Excerpt to read:
The treatment of Kirk is even worse. Even in TOS, Kirk was understood a masterful tactician and resourceful commander, his brashness itself was a ploy and a decoy to provoke an underestimate of his abilities. He would never spread his hands and confess he was out of options to his crew, who looked to him for leadership and inspiration.
It was Kirk’s uncanny ability to pull victory from defeat that actually made him the superior commander to Spock, and what really made their teamwork shine. Spock provided the data and support; Kirk ran with this.
The new incarnation has done away with the need for Kirk. Spock is now the full-on action figure, and if he needs inspiration he can always call on the deus ex machina of Spock Prime to find out how it should all turn out.
Once was a time when the Enterprise herself was a character in her own right, with both Kirk and Scotty basically in love with her. So when we saw her burn up , wrecked in another one of Kirk’s inspired saves, we knew the sacrifice had cost him something of his soul or youth. Now she’s just a shabby scrap of tin, a can waiting to be kicked down the road.

Problem to work on: Continue the commentary on Kirk, Spock and the Enterprise from its last sentence.

Data provided:
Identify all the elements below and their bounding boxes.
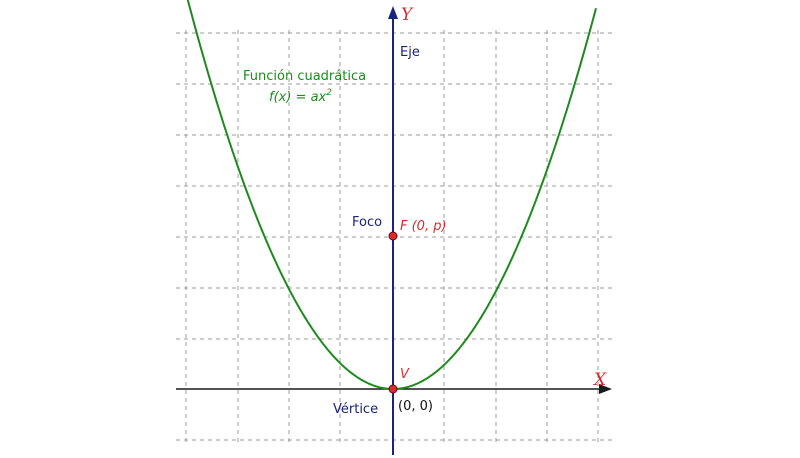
y-axis-arrowhead (388, 6, 398, 19)
focus-coordinates: F (0, p) (400, 219, 447, 234)
focus-label: Foco (352, 215, 382, 230)
vertex-label: Vértice (333, 402, 378, 417)
y-axis-label: Y (401, 5, 414, 25)
function-formula-base: f(x) = ax (269, 90, 327, 105)
x-axis-arrowhead (599, 384, 612, 394)
function-formula: f(x) = ax2 (269, 88, 332, 105)
x-axis-label: X (592, 370, 607, 390)
vertex-coordinates: (0, 0) (398, 399, 433, 414)
function-title: Función cuadrática (243, 69, 366, 84)
function-formula-exponent: 2 (326, 88, 332, 98)
axis-name-label: Eje (400, 45, 420, 60)
vertex-point (388, 384, 398, 394)
vertex-letter: V (400, 367, 410, 382)
focus-point (388, 231, 398, 241)
parabola-curve (186, 0, 597, 390)
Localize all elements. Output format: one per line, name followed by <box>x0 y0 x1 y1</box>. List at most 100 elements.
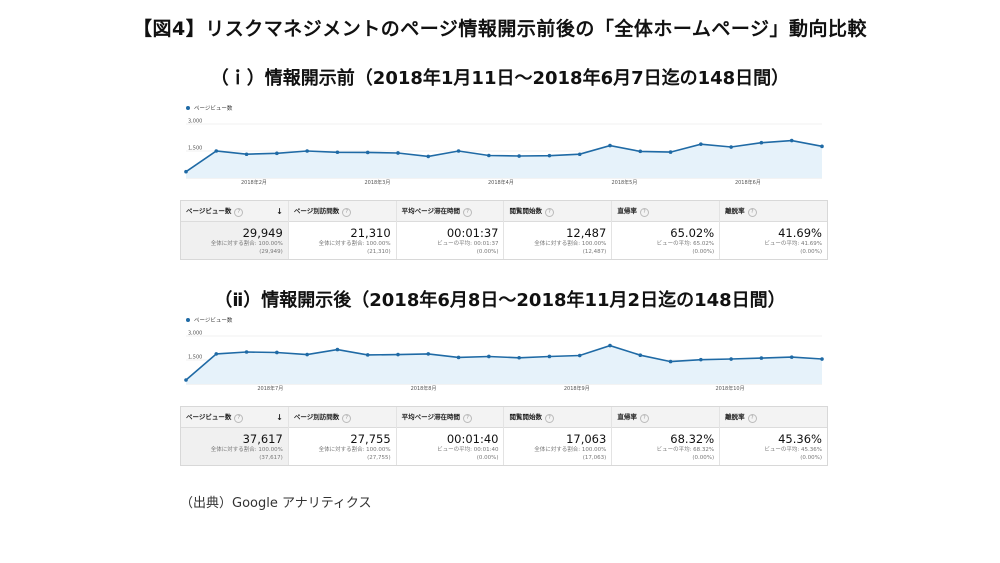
stat-sub-2: (27,755) <box>294 454 391 462</box>
data-point[interactable] <box>548 355 552 359</box>
help-icon[interactable]: ? <box>463 208 472 217</box>
data-point[interactable] <box>275 152 279 156</box>
page-title: 【図4】リスクマネジメントのページ情報開示前後の「全体ホームページ」動向比較 <box>0 14 1000 41</box>
help-icon[interactable]: ? <box>748 208 757 217</box>
stat-header[interactable]: 平均ページ滞在時間? <box>397 407 504 428</box>
data-point[interactable] <box>638 353 642 357</box>
stat-column: 直帰率? 68.32% ビューの平均: 68.32% (0.00%) <box>611 407 719 465</box>
data-point[interactable] <box>729 145 733 149</box>
stat-column: ページビュー数? ↓ 37,617 全体に対する割合: 100.00% (37,617) <box>181 407 288 465</box>
data-point[interactable] <box>790 355 794 359</box>
data-point[interactable] <box>305 149 309 153</box>
help-icon[interactable]: ? <box>463 414 472 423</box>
data-point[interactable] <box>699 358 703 362</box>
data-point[interactable] <box>396 353 400 357</box>
stat-header[interactable]: 直帰率? <box>612 201 719 222</box>
data-point[interactable] <box>184 378 188 382</box>
stat-column: ページ別訪問数? 21,310 全体に対する割合: 100.00% (21,310) <box>288 201 396 259</box>
stat-value: 45.36% <box>725 432 822 446</box>
help-icon[interactable]: ? <box>234 208 243 217</box>
data-point[interactable] <box>638 150 642 154</box>
help-icon[interactable]: ? <box>342 208 351 217</box>
data-point[interactable] <box>608 144 612 148</box>
data-point[interactable] <box>336 348 340 352</box>
data-point[interactable] <box>426 352 430 356</box>
stat-header[interactable]: 直帰率? <box>612 407 719 428</box>
data-point[interactable] <box>517 154 521 158</box>
data-point[interactable] <box>457 356 461 360</box>
help-icon[interactable]: ? <box>640 208 649 217</box>
legend-label: ページビュー数 <box>194 316 233 324</box>
help-icon[interactable]: ? <box>545 414 554 423</box>
stat-header[interactable]: ページ別訪問数? <box>289 201 396 222</box>
stat-header[interactable]: 閲覧開始数? <box>504 407 611 428</box>
stat-sub-1: 全体に対する割合: 100.00% <box>509 240 606 248</box>
stat-value: 29,949 <box>186 226 283 240</box>
help-icon[interactable]: ? <box>545 208 554 217</box>
data-point[interactable] <box>669 150 673 154</box>
data-point[interactable] <box>214 149 218 153</box>
x-tick-label: 2018年10月 <box>716 385 745 392</box>
stat-header[interactable]: ページビュー数? ↓ <box>181 201 288 222</box>
series-area <box>186 346 822 384</box>
data-point[interactable] <box>548 154 552 158</box>
data-point[interactable] <box>487 154 491 158</box>
y-tick-label: 3,000 <box>188 119 202 125</box>
stat-label: ページビュー数 <box>186 413 231 421</box>
sort-arrow-icon[interactable]: ↓ <box>276 207 283 216</box>
data-point[interactable] <box>487 355 491 359</box>
stat-value: 00:01:37 <box>402 226 499 240</box>
data-point[interactable] <box>760 356 764 360</box>
stat-sub-2: (0.00%) <box>725 248 822 256</box>
data-point[interactable] <box>760 141 764 145</box>
data-point[interactable] <box>305 353 309 357</box>
data-point[interactable] <box>366 151 370 155</box>
stat-sub-1: ビューの平均: 41.69% <box>725 240 822 248</box>
section-2-stats: ページビュー数? ↓ 37,617 全体に対する割合: 100.00% (37,617)… <box>180 406 828 466</box>
data-point[interactable] <box>336 150 340 154</box>
stat-label: 閲覧開始数 <box>509 413 542 421</box>
help-icon[interactable]: ? <box>640 414 649 423</box>
data-point[interactable] <box>517 356 521 360</box>
stat-header[interactable]: 離脱率? <box>720 407 827 428</box>
data-point[interactable] <box>578 354 582 358</box>
source-note: （出典）Google アナリティクス <box>180 492 372 511</box>
stat-header[interactable]: 閲覧開始数? <box>504 201 611 222</box>
data-point[interactable] <box>578 152 582 156</box>
stat-sub-2: (21,310) <box>294 248 391 256</box>
section-1-heading: （ｉ）情報開示前（2018年1月11日～2018年6月7日迄の148日間） <box>0 64 1000 90</box>
help-icon[interactable]: ? <box>748 414 757 423</box>
data-point[interactable] <box>790 139 794 143</box>
data-point[interactable] <box>396 151 400 155</box>
stat-sub-1: 全体に対する割合: 100.00% <box>294 446 391 454</box>
data-point[interactable] <box>699 142 703 146</box>
data-point[interactable] <box>245 152 249 156</box>
sort-arrow-icon[interactable]: ↓ <box>276 413 283 422</box>
help-icon[interactable]: ? <box>342 414 351 423</box>
data-point[interactable] <box>669 360 673 364</box>
stat-header[interactable]: ページビュー数? ↓ <box>181 407 288 428</box>
data-point[interactable] <box>608 344 612 348</box>
stat-value: 68.32% <box>617 432 714 446</box>
stat-sub-2: (0.00%) <box>617 248 714 256</box>
data-point[interactable] <box>245 350 249 354</box>
data-point[interactable] <box>426 155 430 159</box>
stat-header[interactable]: 離脱率? <box>720 201 827 222</box>
stat-header[interactable]: 平均ページ滞在時間? <box>397 201 504 222</box>
data-point[interactable] <box>366 353 370 357</box>
data-point[interactable] <box>214 352 218 356</box>
stat-sub-2: (0.00%) <box>725 454 822 462</box>
stat-header[interactable]: ページ別訪問数? <box>289 407 396 428</box>
data-point[interactable] <box>184 170 188 174</box>
stat-value: 27,755 <box>294 432 391 446</box>
data-point[interactable] <box>820 145 824 149</box>
data-point[interactable] <box>820 357 824 361</box>
data-point[interactable] <box>729 357 733 361</box>
section-1-chart: ページビュー数 3,000 1,500 2018年2月 2018年3月 2018年4月 20… <box>176 100 830 186</box>
data-point[interactable] <box>457 149 461 153</box>
data-point[interactable] <box>275 351 279 355</box>
x-tick-label: 2018年4月 <box>488 179 514 186</box>
help-icon[interactable]: ? <box>234 414 243 423</box>
stat-sub-1: ビューの平均: 45.36% <box>725 446 822 454</box>
stat-label: 直帰率 <box>617 207 637 215</box>
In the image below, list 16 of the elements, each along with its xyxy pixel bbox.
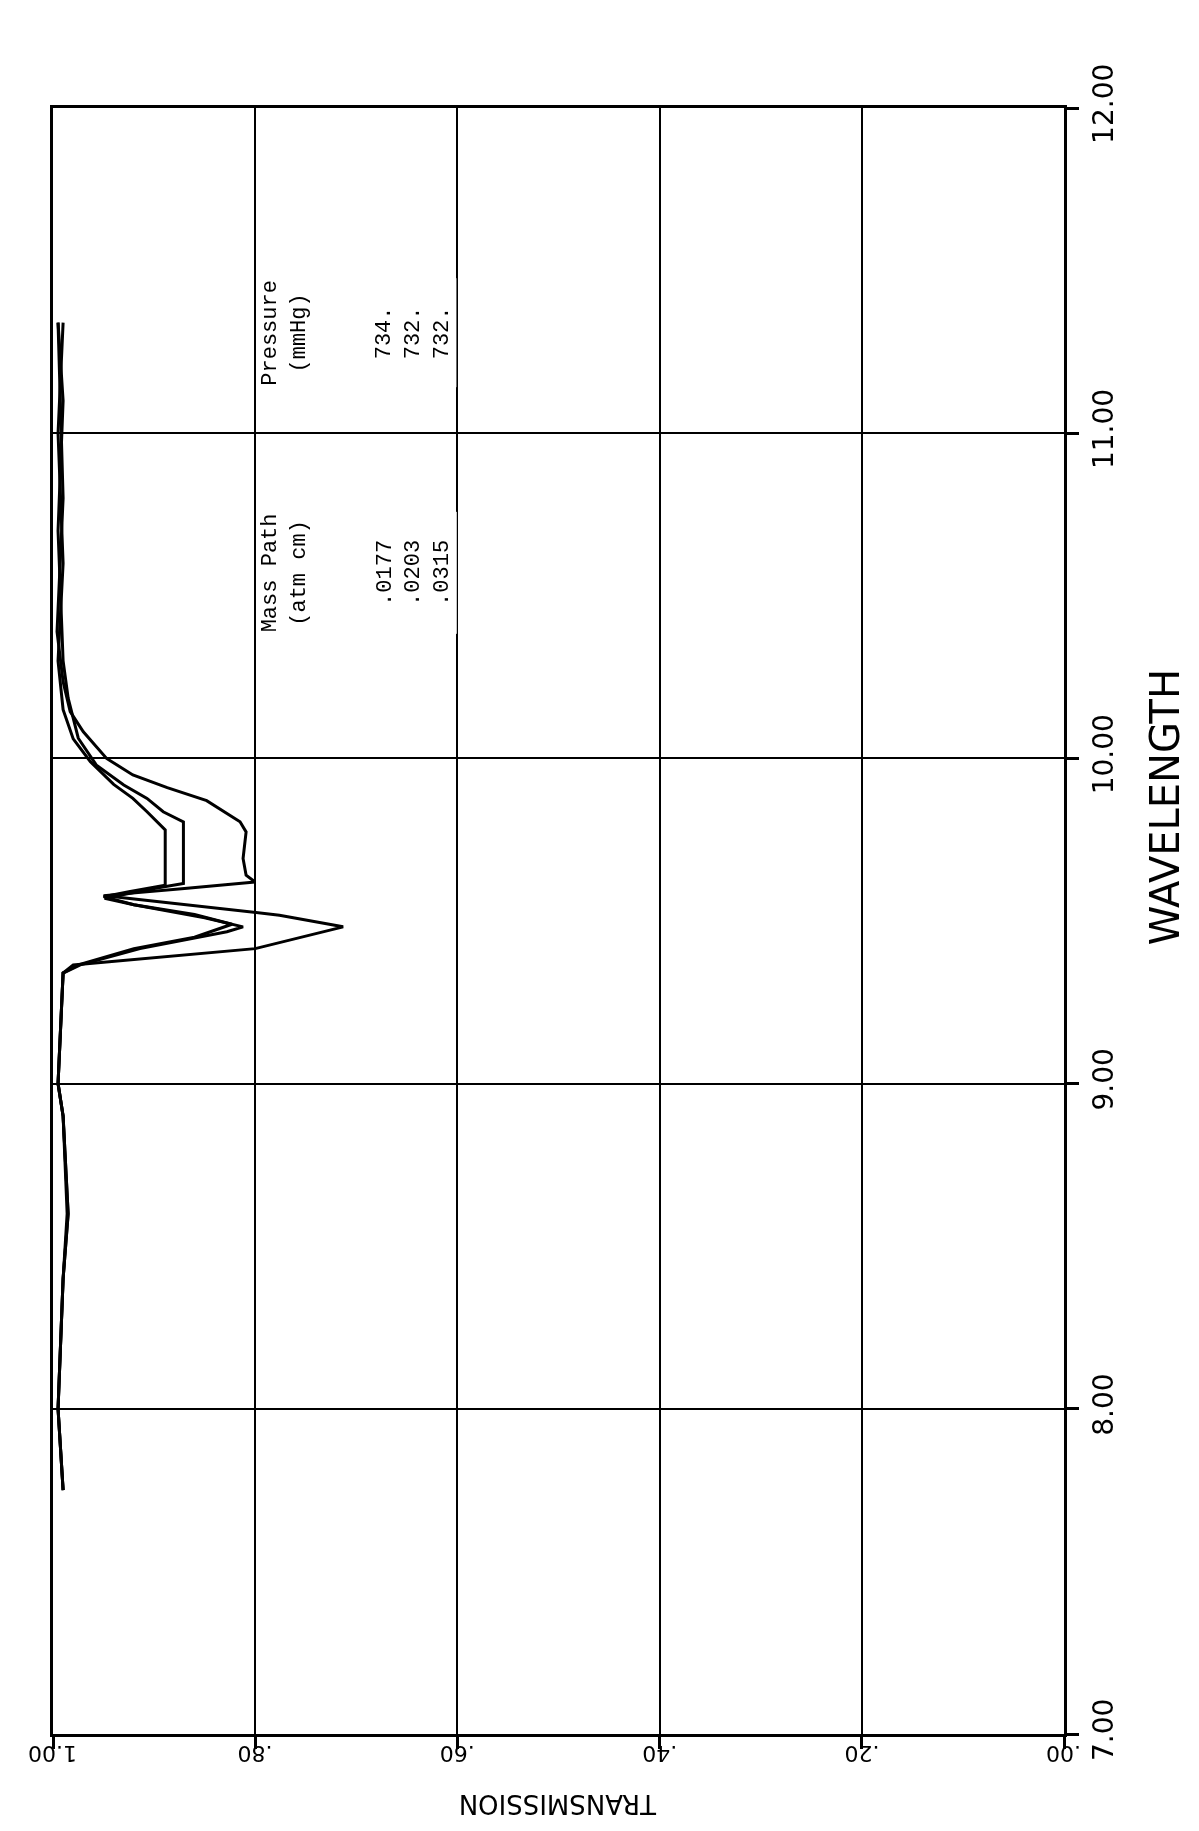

Exercise response:
I guess my biggest complaint about the new incarnation is it doesn’t understand the mechanisms of what made TOS iconic and lasting. it sure as hell wasn’t the 60s-era sets and FX. Without that understanding, it cannot be ST.
@ 8 Lemnoc
Yer, these are some very crucial points. Though I wouldn’t mind if they change characters completely and it’s also not necessary for the result to “feel” like Star Trek. As long as it produces a good result. Which is obviously not the case.
I think the characterization of Kirk indeed pisses me off the most. The original Kirk was not bedding green aliens every week and going gung-ho with firing phasers into each battle. You can easily recognize people who know nothing about the series when they state this. While Spock obviously was the more interesting character, Shatner and the writers sketched a man with a deep responsibility for his crew and for his ship who avoided unnecessary dangers like hell and often bluffed or outwitted his enemies. What we get with Abrams is essentially a cocky teenager who most often survives through sheer luck and the mercy of the screenwriters. Pine is now just two years than Shatner was at the beginning of the series, but you have the feeling their characters are two decades of experience apart. Obviously this is supposed to make it easier for the teeny public to identify with the character and imagine they could do this stuff as well and in fact don’t need any special skills, just the tenacity to hang on. I deeply resent this unearned heroism.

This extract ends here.